Stored data:
-.-.-
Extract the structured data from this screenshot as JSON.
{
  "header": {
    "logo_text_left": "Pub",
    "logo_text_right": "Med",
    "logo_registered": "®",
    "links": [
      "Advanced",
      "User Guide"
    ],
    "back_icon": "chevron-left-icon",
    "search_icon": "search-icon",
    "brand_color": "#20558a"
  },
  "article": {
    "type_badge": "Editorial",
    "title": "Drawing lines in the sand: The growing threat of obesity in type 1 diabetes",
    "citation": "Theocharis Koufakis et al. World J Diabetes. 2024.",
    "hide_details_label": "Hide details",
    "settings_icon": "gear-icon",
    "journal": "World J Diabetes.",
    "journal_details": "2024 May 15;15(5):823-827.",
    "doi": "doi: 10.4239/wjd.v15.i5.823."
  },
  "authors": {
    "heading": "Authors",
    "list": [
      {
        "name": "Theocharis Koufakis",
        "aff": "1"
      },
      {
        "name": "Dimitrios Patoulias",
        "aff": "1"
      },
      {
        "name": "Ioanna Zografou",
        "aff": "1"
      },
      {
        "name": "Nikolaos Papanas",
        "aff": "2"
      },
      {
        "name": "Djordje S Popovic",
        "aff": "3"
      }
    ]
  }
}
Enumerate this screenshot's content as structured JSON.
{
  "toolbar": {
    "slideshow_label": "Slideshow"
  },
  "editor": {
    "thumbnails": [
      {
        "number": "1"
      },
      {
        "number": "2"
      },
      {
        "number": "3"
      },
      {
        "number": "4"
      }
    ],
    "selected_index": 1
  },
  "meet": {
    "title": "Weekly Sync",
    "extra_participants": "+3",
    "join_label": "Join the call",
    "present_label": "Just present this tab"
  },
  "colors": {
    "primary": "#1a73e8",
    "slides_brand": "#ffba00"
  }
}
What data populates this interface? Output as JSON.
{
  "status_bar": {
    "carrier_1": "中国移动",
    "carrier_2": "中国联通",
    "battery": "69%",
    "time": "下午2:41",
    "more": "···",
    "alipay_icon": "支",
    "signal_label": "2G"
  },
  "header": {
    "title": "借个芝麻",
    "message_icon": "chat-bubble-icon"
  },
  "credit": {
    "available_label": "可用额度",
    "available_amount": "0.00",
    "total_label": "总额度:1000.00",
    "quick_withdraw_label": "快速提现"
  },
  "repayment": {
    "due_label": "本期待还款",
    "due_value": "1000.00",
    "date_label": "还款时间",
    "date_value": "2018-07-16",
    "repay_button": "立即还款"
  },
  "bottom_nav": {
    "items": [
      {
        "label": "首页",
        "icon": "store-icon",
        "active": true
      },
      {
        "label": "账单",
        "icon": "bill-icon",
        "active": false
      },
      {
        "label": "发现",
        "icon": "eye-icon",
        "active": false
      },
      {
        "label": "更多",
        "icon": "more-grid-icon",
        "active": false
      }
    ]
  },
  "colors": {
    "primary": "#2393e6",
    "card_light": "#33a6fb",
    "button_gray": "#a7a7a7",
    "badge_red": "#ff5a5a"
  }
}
-.-.-
> [Given exercise]: Your task is to list each line of the records with the word "JSON".

> [Complete output]:
Extract the structured data from this screenshot as JSON.
Enumerate this screenshot's content as structured JSON.
What data populates this interface? Output as JSON.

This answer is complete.